#### [Given exercise 1]
Name the three categories into which the copper-nickel-PGE exploration text divides its exploration portfolio.
#### [Given exercise 2]
Extend the copper-nickel-PGE exploration text, picking up after its final sentence about the Flametree EM anomaly.

#### [Reading passage]
········
The result of this reinterpretation of the greenstone belt geology – as well as integration with existing Cu-NiPGE exploration data – has highlighted the presence of an exciting pipeline of prospective targets. The exploration of these targets is easily integrated into the current gold exploration strategy due to the similar hostrock geology and fieldwork required, and can therefore be completed without significant diversion of current resources.

The copper-nickel-PGE exploration portfolio can be summarised as:

• Short-term Cu-Ni-PGE targets requiring drill testing;

• Near-term exploration target areas requiring field programs including geophysical surveys or geochemical sampling; and

• Conceptual intrusive complexes prospective for Cu-Ni-PGE mineralisation.

Short-term Drill Target – Flametree

The Flametree area was previously explored by Gateway during 2013/2014, focusing on the extensive oxidezone copper occurrences present within the fine-grained sediment units and volcaniclastic sequences (see Figure 2). At that time, a VHMS-type exploration model was pursued, but resultant drilling failed to locate the primary source of copper mineralisation.

One RC hole drilled during this period, GRC283, intersected an ultramafic unit and associated Cu-Ni-PGE mineralisation within massive sulphides, with a reported significant intersection of 4m @ 1.03% Cu, 0.44% Ni, 0.9g/t Pt+ Pd, 426ppm Co from 137m[3] . A subsequent series of ground EM surveys, including a fixed-loop time domain survey (FLTEM) highlighted a significant EM anomaly at depth in the vicinity of this intersection.
········
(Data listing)
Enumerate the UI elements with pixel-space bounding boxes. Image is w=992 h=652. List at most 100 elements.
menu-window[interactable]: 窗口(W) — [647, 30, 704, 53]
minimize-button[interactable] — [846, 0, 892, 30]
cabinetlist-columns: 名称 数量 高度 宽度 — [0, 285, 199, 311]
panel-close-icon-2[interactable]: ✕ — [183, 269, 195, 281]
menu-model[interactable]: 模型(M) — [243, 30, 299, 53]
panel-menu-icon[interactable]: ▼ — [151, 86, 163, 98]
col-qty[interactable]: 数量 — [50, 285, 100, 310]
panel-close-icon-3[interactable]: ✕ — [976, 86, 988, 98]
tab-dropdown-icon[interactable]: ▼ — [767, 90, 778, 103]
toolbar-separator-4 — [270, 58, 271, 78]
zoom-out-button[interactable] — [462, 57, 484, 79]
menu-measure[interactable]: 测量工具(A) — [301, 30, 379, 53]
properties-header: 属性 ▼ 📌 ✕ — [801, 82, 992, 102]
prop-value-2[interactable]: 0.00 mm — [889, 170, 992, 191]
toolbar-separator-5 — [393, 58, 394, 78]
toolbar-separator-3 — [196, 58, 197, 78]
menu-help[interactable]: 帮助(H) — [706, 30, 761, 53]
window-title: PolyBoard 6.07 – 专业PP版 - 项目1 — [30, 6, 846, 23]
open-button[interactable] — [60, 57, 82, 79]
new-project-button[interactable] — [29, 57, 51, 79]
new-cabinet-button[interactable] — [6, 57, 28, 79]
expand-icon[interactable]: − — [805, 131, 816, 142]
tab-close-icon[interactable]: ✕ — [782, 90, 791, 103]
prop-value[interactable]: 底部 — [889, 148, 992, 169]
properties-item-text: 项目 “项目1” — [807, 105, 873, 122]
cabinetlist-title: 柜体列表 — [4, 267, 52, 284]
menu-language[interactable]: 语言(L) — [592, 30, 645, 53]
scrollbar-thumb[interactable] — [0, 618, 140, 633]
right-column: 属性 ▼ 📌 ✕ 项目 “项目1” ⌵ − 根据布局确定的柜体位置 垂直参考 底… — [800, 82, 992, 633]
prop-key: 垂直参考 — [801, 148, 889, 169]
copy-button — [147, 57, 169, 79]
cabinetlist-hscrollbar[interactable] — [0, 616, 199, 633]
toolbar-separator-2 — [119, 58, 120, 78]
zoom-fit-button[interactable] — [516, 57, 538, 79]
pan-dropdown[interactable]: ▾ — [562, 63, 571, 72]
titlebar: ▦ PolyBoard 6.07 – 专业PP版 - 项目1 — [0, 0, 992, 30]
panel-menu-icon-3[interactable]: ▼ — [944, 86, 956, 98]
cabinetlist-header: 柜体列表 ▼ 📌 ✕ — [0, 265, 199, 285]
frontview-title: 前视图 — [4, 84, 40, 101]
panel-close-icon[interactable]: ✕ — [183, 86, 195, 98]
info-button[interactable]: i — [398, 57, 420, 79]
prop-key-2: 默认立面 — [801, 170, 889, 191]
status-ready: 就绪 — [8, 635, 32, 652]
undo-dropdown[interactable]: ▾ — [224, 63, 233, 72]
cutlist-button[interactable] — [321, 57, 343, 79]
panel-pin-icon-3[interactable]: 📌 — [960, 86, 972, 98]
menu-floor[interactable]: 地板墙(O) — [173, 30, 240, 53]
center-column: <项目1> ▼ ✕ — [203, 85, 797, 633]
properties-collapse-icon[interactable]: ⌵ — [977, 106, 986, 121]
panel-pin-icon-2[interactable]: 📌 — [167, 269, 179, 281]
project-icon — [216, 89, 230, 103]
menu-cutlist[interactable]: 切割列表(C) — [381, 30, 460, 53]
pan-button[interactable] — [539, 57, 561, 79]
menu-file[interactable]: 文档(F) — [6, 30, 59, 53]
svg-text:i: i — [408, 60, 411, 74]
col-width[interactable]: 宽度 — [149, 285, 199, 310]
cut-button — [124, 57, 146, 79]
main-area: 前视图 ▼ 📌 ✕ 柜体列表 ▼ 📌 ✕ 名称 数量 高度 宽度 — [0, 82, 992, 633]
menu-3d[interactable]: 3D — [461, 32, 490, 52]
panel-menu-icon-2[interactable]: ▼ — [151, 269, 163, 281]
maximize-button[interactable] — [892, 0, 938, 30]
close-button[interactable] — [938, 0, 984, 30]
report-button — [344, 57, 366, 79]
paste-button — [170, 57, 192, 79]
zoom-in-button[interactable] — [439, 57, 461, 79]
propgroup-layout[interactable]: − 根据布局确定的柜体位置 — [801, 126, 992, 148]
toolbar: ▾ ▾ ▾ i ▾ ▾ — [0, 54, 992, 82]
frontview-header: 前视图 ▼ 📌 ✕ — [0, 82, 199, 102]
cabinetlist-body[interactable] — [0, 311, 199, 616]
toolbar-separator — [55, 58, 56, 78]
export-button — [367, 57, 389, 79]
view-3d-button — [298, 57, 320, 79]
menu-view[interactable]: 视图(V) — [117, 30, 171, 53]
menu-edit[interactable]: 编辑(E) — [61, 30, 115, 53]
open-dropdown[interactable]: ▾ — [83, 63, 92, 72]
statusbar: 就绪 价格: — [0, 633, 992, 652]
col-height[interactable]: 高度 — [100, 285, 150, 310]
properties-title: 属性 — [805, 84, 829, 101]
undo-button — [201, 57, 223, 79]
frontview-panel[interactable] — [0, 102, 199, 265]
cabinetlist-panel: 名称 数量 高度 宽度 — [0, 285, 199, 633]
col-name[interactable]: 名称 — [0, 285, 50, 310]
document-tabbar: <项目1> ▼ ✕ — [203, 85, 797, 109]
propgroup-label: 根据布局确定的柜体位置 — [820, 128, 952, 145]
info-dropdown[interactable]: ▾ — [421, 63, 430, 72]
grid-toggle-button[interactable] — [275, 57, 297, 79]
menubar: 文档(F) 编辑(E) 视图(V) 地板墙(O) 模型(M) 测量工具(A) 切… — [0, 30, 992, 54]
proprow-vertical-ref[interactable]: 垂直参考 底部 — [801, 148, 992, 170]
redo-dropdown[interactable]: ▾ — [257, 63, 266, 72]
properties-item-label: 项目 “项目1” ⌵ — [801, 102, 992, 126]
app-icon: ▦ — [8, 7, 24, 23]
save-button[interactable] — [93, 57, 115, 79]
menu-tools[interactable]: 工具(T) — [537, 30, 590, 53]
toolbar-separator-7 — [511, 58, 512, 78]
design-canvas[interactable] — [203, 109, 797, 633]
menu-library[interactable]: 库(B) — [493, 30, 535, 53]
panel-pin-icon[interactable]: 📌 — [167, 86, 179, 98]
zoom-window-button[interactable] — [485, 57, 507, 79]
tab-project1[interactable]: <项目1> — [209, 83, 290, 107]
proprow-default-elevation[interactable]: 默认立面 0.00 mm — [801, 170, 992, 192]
········
#### [Exercise response 1]
Short-term Cu-Ni-PGE targets requiring drill testing; near-term exploration target areas requiring field programs including geophysical surveys or geochemical sampling; conceptual intrusive complexes prospective for Cu-Ni-PGE mineralisation.

#### [Exercise response 2]
Based on the geological knowledge at the time, a flat conductor was modelled, but subsequent RC and diamond drilling to the west of GRC283 failed to intersect either the ultramafic unit or any indications of mineralisation[4] .

However, the recent 2-dimensional seismic survey and subsequent interpretation completed during 2023, suggested that the dip of the stratigraphy in this region of the greenstone belt is moderate-steeply dipping to the east, which is counter to the previously accepted understanding.

This interpretation was backed up by re-logging of the orientated diamond hole completed in late-2013 (GDD001), which confirmed the east-dip to the geological units. In addition, re-examination of air-core and RC chips in the area suggested the presence of a more extensive differentiated mafic/ultramafic sequence to the east of the GRC283 intersection.

In conjunction with the geological reinterpretation of the Flametree area, Gateway’s external geophysical consultants were independently compiling and re-processing all the existing EM datasets in the broader region.

As part of this work, the previously identified FLTEM anomalies at Flametree were remodelled, resulting in a revised interpretation. The new interpretation consisted of two separate plates, with a broad, shallow flat-lying conductor (interpreted to represent conductive shale units) overlying a deeper, east-dipping conductor. This deeper conductor has discrete dimensions of 500m x 150m, and an intense response (12,550S), both of which appear to suggest a source other than conductive units of the stratigraphy.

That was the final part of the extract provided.